_Exercise details_
Can you transcribe every entry word for word, skipping the images?
━━━━━━
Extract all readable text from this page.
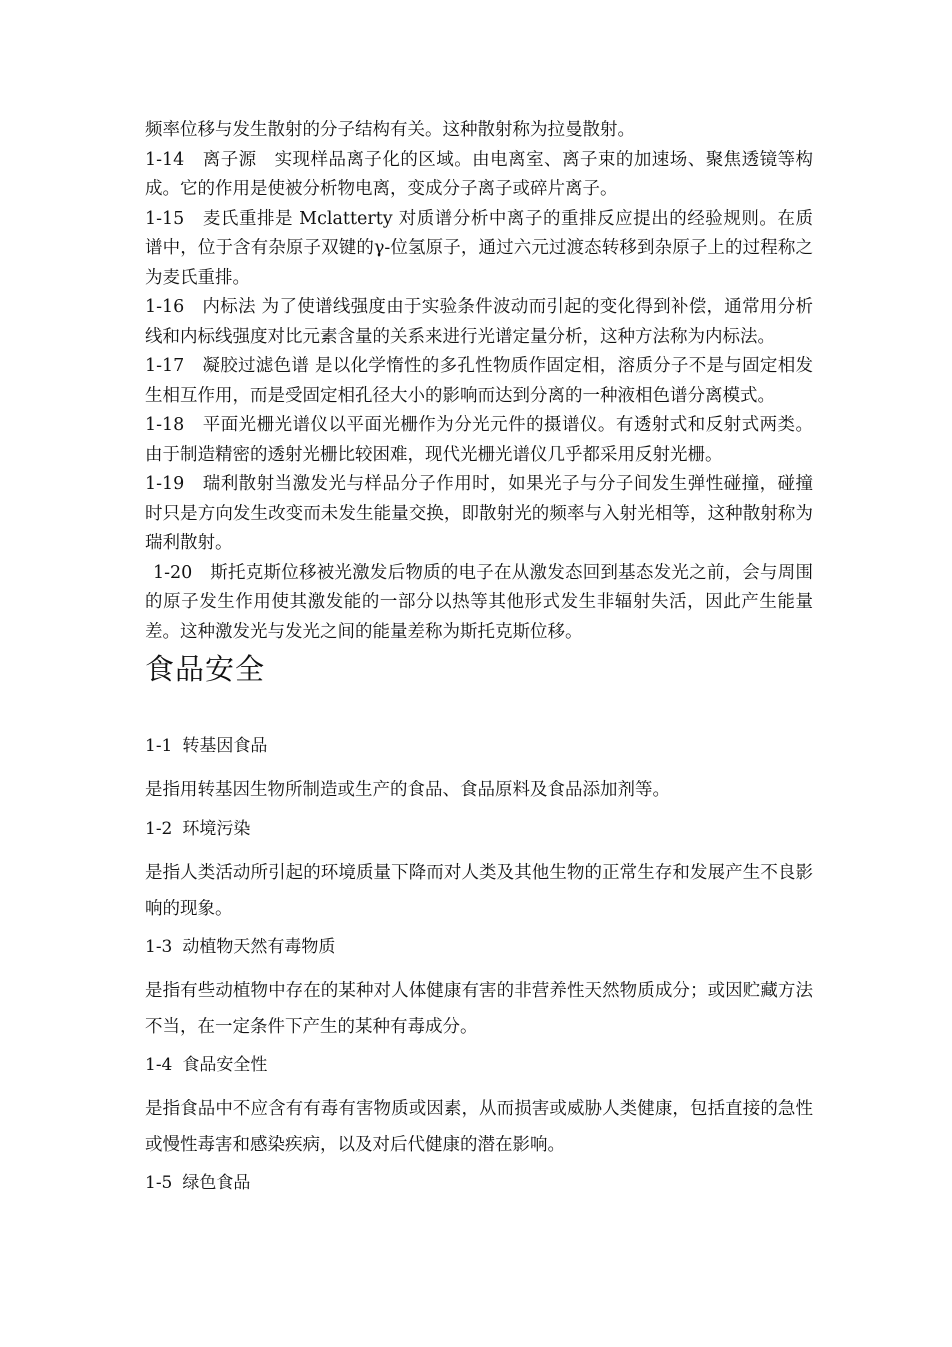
频率位移与发生散射的分子结构有关。这种散射称为拉曼散射。

1-14　离子源　实现样品离子化的区域。由电离室、离子束的加速场、聚焦透镜等构成。它的作用是使被分析物电离，变成分子离子或碎片离子。

1-15　麦氏重排是 Mclatterty 对质谱分析中离子的重排反应提出的经验规则。在质谱中，位于含有杂原子双键的γ-位氢原子，通过六元过渡态转移到杂原子上的过程称之为麦氏重排。

1-16　内标法 为了使谱线强度由于实验条件波动而引起的变化得到补偿，通常用分析线和内标线强度对比元素含量的关系来进行光谱定量分析，这种方法称为内标法。

1-17　凝胶过滤色谱 是以化学惰性的多孔性物质作固定相，溶质分子不是与固定相发生相互作用，而是受固定相孔径大小的影响而达到分离的一种液相色谱分离模式。

1-18　平面光栅光谱仪以平面光栅作为分光元件的摄谱仪。有透射式和反射式两类。由于制造精密的透射光栅比较困难，现代光栅光谱仪几乎都采用反射光栅。

1-19　瑞利散射当激发光与样品分子作用时，如果光子与分子间发生弹性碰撞，碰撞时只是方向发生改变而未发生能量交换，即散射光的频率与入射光相等，这种散射称为瑞利散射。

1-20　斯托克斯位移被光激发后物质的电子在从激发态回到基态发光之前，会与周围的原子发生作用使其激发能的一部分以热等其他形式发生非辐射失活，因此产生能量差。这种激发光与发光之间的能量差称为斯托克斯位移。

食品安全
1-1 转基因食品

是指用转基因生物所制造或生产的食品、食品原料及食品添加剂等。

1-2 环境污染

是指人类活动所引起的环境质量下降而对人类及其他生物的正常生存和发展产生不良影响的现象。

1-3 动植物天然有毒物质

是指有些动植物中存在的某种对人体健康有害的非营养性天然物质成分；或因贮藏方法不当，在一定条件下产生的某种有毒成分。

1-4 食品安全性

是指食品中不应含有有毒有害物质或因素，从而损害或威胁人类健康，包括直接的急性或慢性毒害和感染疾病，以及对后代健康的潜在影响。

1-5 绿色食品
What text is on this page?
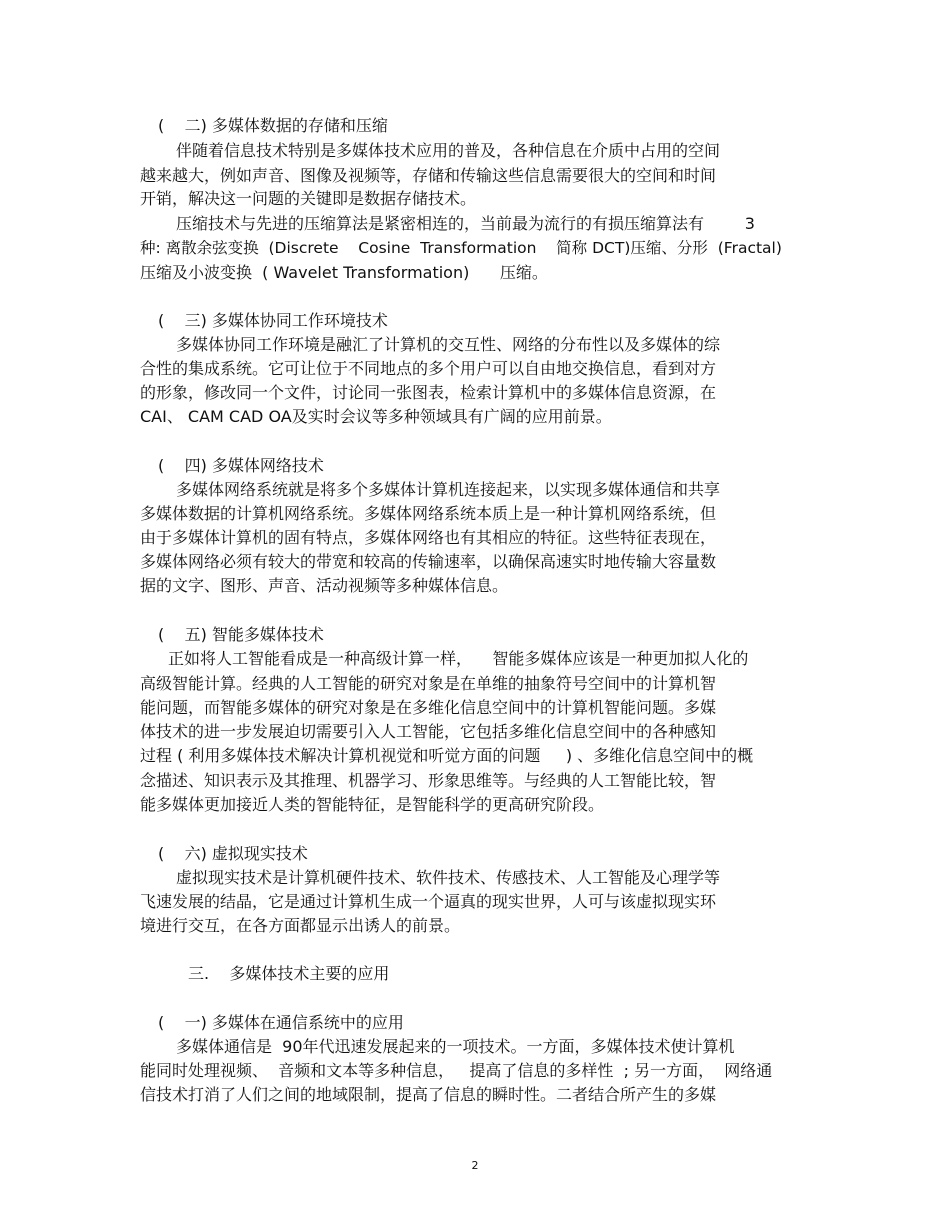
(    二) 多媒体数据的存储和压缩
伴随着信息技术特别是多媒体技术应用的普及，各种信息在介质中占用的空间
越来越大，例如声音、图像及视频等，存储和传输这些信息需要很大的空间和时间
开销，解决这一问题的关键即是数据存储技术。
压缩技术与先进的压缩算法是紧密相连的，当前最为流行的有损压缩算法有        3
种: 离散余弦变换  (Discrete    Cosine  Transformation    简称 DCT)压缩、分形  (Fractal)
压缩及小波变换  ( Wavelet Transformation)      压缩。
(    三) 多媒体协同工作环境技术
多媒体协同工作环境是融汇了计算机的交互性、网络的分布性以及多媒体的综
合性的集成系统。它可让位于不同地点的多个用户可以自由地交换信息，看到对方
的形象，修改同一个文件，讨论同一张图表，检索计算机中的多媒体信息资源，在
CAI、 CAM CAD OA及实时会议等多种领域具有广阔的应用前景。
(    四) 多媒体网络技术
多媒体网络系统就是将多个多媒体计算机连接起来，以实现多媒体通信和共享
多媒体数据的计算机网络系统。多媒体网络系统本质上是一种计算机网络系统，但
由于多媒体计算机的固有特点，多媒体网络也有其相应的特征。这些特征表现在，
多媒体网络必须有较大的带宽和较高的传输速率，以确保高速实时地传输大容量数
据的文字、图形、声音、活动视频等多种媒体信息。
(    五) 智能多媒体技术
正如将人工智能看成是一种高级计算一样，    智能多媒体应该是一种更加拟人化的
高级智能计算。经典的人工智能的研究对象是在单维的抽象符号空间中的计算机智
能问题，而智能多媒体的研究对象是在多维化信息空间中的计算机智能问题。多媒
体技术的进一步发展迫切需要引入人工智能，它包括多维化信息空间中的各种感知
过程 ( 利用多媒体技术解决计算机视觉和听觉方面的问题     ) 、多维化信息空间中的概
念描述、知识表示及其推理、机器学习、形象思维等。与经典的人工智能比较，智
能多媒体更加接近人类的智能特征，是智能科学的更高研究阶段。
(    六) 虚拟现实技术
虚拟现实技术是计算机硬件技术、软件技术、传感技术、人工智能及心理学等
飞速发展的结晶，它是通过计算机生成一个逼真的现实世界，人可与该虚拟现实环
境进行交互，在各方面都显示出诱人的前景。
三.    多媒体技术主要的应用
(    一) 多媒体在通信系统中的应用
多媒体通信是  90年代迅速发展起来的一项技术。一方面，多媒体技术使计算机
能同时处理视频、  音频和文本等多种信息，   提高了信息的多样性  ; 另一方面，  网络通
信技术打消了人们之间的地域限制，提高了信息的瞬时性。二者结合所产生的多媒
2
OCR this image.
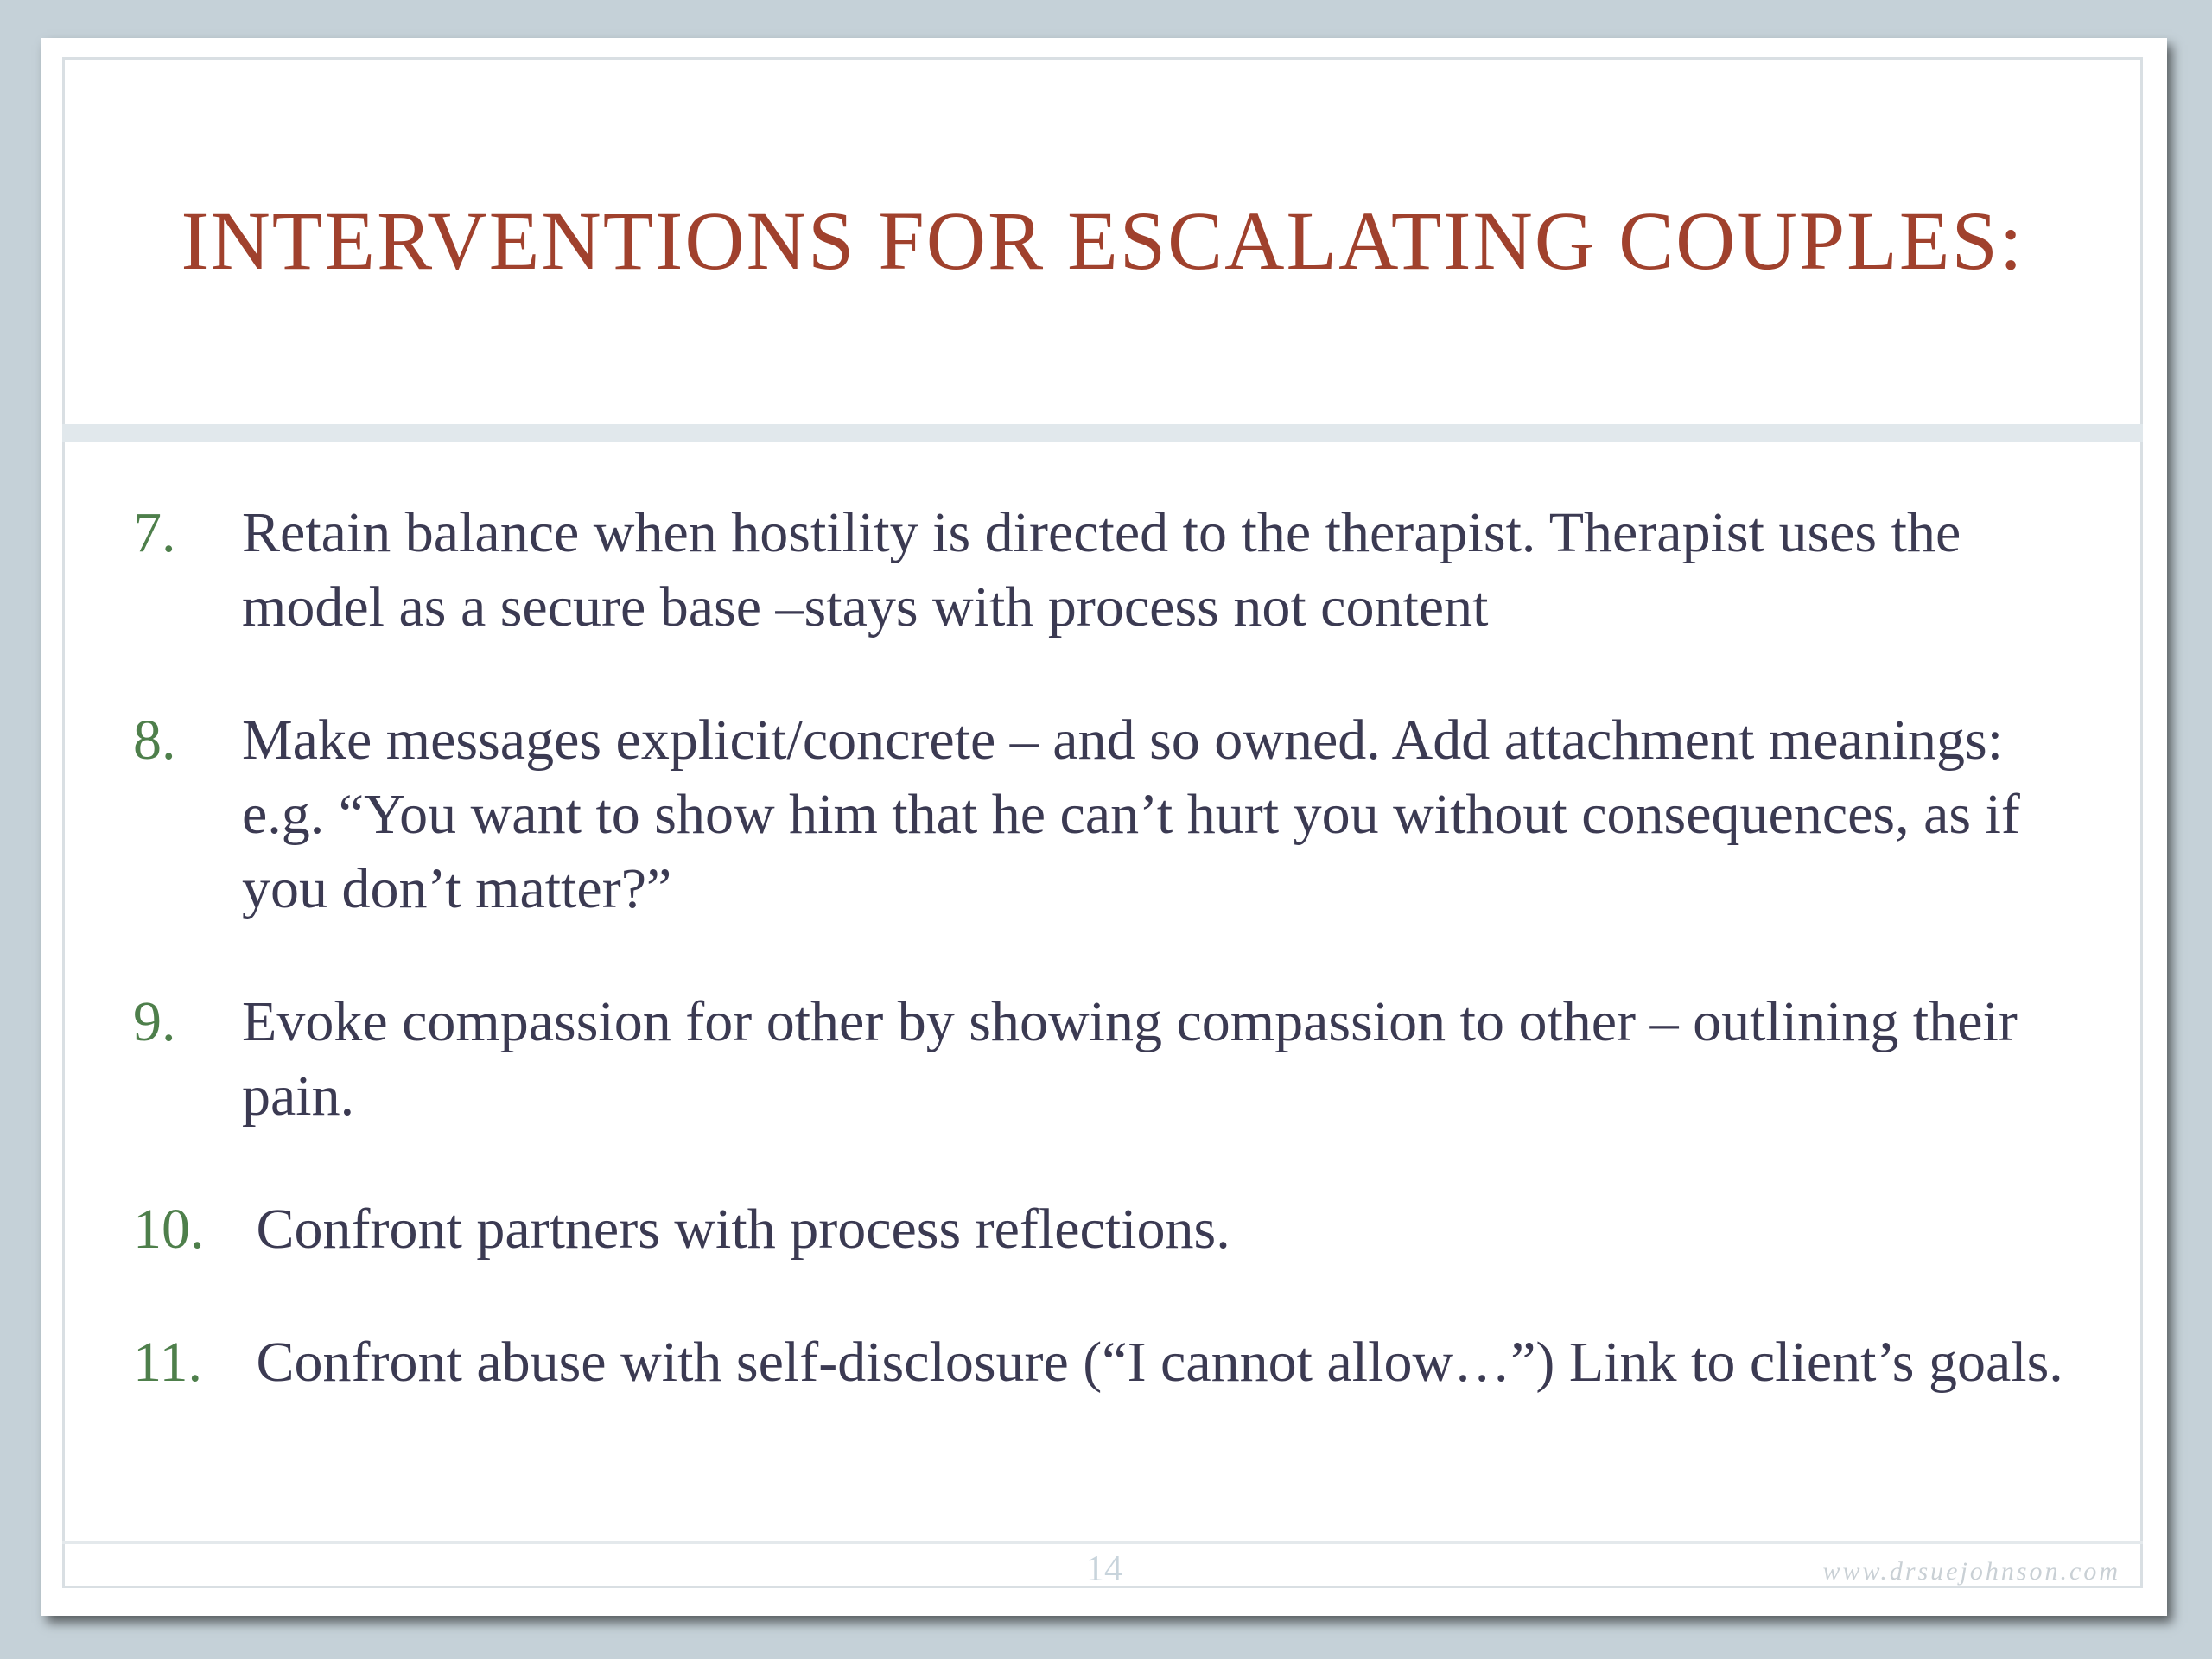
INTERVENTIONS FOR ESCALATING COUPLES:
7.	Retain balance when hostility is directed to the therapist. Therapist uses the model as a secure base –stays with process not content
8.	Make messages explicit/concrete – and so owned. Add attachment meanings: e.g. “You want to show him that he can’t hurt you without consequences, as if you don’t matter?”
9.	Evoke compassion for other by showing compassion to other – outlining their pain.
10. Confront partners with process reflections.
11. Confront abuse with self-disclosure (“I cannot allow…”) Link to client’s goals.
14	www.drsuejohnson.com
━━━━━━
_The answer_
Extract all readable text from this page.
频率位移与发生散射的分子结构有关。这种散射称为拉曼散射。

1-14　离子源　实现样品离子化的区域。由电离室、离子束的加速场、聚焦透镜等构成。它的作用是使被分析物电离，变成分子离子或碎片离子。

1-15　麦氏重排是 Mclatterty 对质谱分析中离子的重排反应提出的经验规则。在质谱中，位于含有杂原子双键的γ-位氢原子，通过六元过渡态转移到杂原子上的过程称之为麦氏重排。

1-16　内标法 为了使谱线强度由于实验条件波动而引起的变化得到补偿，通常用分析线和内标线强度对比元素含量的关系来进行光谱定量分析，这种方法称为内标法。

1-17　凝胶过滤色谱 是以化学惰性的多孔性物质作固定相，溶质分子不是与固定相发生相互作用，而是受固定相孔径大小的影响而达到分离的一种液相色谱分离模式。

1-18　平面光栅光谱仪以平面光栅作为分光元件的摄谱仪。有透射式和反射式两类。由于制造精密的透射光栅比较困难，现代光栅光谱仪几乎都采用反射光栅。

1-19　瑞利散射当激发光与样品分子作用时，如果光子与分子间发生弹性碰撞，碰撞时只是方向发生改变而未发生能量交换，即散射光的频率与入射光相等，这种散射称为瑞利散射。

1-20　斯托克斯位移被光激发后物质的电子在从激发态回到基态发光之前，会与周围的原子发生作用使其激发能的一部分以热等其他形式发生非辐射失活，因此产生能量差。这种激发光与发光之间的能量差称为斯托克斯位移。

食品安全
1-1 转基因食品

是指用转基因生物所制造或生产的食品、食品原料及食品添加剂等。

1-2 环境污染

是指人类活动所引起的环境质量下降而对人类及其他生物的正常生存和发展产生不良影响的现象。

1-3 动植物天然有毒物质

是指有些动植物中存在的某种对人体健康有害的非营养性天然物质成分；或因贮藏方法不当，在一定条件下产生的某种有毒成分。

1-4 食品安全性

是指食品中不应含有有毒有害物质或因素，从而损害或威胁人类健康，包括直接的急性或慢性毒害和感染疾病，以及对后代健康的潜在影响。

1-5 绿色食品
What text is on this page?
(    二) 多媒体数据的存储和压缩
伴随着信息技术特别是多媒体技术应用的普及，各种信息在介质中占用的空间
越来越大，例如声音、图像及视频等，存储和传输这些信息需要很大的空间和时间
开销，解决这一问题的关键即是数据存储技术。
压缩技术与先进的压缩算法是紧密相连的，当前最为流行的有损压缩算法有        3
种: 离散余弦变换  (Discrete    Cosine  Transformation    简称 DCT)压缩、分形  (Fractal)
压缩及小波变换  ( Wavelet Transformation)      压缩。
(    三) 多媒体协同工作环境技术
多媒体协同工作环境是融汇了计算机的交互性、网络的分布性以及多媒体的综
合性的集成系统。它可让位于不同地点的多个用户可以自由地交换信息，看到对方
的形象，修改同一个文件，讨论同一张图表，检索计算机中的多媒体信息资源，在
CAI、 CAM CAD OA及实时会议等多种领域具有广阔的应用前景。
(    四) 多媒体网络技术
多媒体网络系统就是将多个多媒体计算机连接起来，以实现多媒体通信和共享
多媒体数据的计算机网络系统。多媒体网络系统本质上是一种计算机网络系统，但
由于多媒体计算机的固有特点，多媒体网络也有其相应的特征。这些特征表现在，
多媒体网络必须有较大的带宽和较高的传输速率，以确保高速实时地传输大容量数
据的文字、图形、声音、活动视频等多种媒体信息。
(    五) 智能多媒体技术
正如将人工智能看成是一种高级计算一样，    智能多媒体应该是一种更加拟人化的
高级智能计算。经典的人工智能的研究对象是在单维的抽象符号空间中的计算机智
能问题，而智能多媒体的研究对象是在多维化信息空间中的计算机智能问题。多媒
体技术的进一步发展迫切需要引入人工智能，它包括多维化信息空间中的各种感知
过程 ( 利用多媒体技术解决计算机视觉和听觉方面的问题     ) 、多维化信息空间中的概
念描述、知识表示及其推理、机器学习、形象思维等。与经典的人工智能比较，智
能多媒体更加接近人类的智能特征，是智能科学的更高研究阶段。
(    六) 虚拟现实技术
虚拟现实技术是计算机硬件技术、软件技术、传感技术、人工智能及心理学等
飞速发展的结晶，它是通过计算机生成一个逼真的现实世界，人可与该虚拟现实环
境进行交互，在各方面都显示出诱人的前景。
三.    多媒体技术主要的应用
(    一) 多媒体在通信系统中的应用
多媒体通信是  90年代迅速发展起来的一项技术。一方面，多媒体技术使计算机
能同时处理视频、  音频和文本等多种信息，   提高了信息的多样性  ; 另一方面，  网络通
信技术打消了人们之间的地域限制，提高了信息的瞬时性。二者结合所产生的多媒
2
OCR this image.
INTERVENTIONS FOR ESCALATING COUPLES:
7.	Retain balance when hostility is directed to the therapist. Therapist uses the model as a secure base –stays with process not content
8.	Make messages explicit/concrete – and so owned. Add attachment meanings: e.g. “You want to show him that he can’t hurt you without consequences, as if you don’t matter?”
9.	Evoke compassion for other by showing compassion to other – outlining their pain.
10. Confront partners with process reflections.
11. Confront abuse with self-disclosure (“I cannot allow…”) Link to client’s goals.
14	www.drsuejohnson.com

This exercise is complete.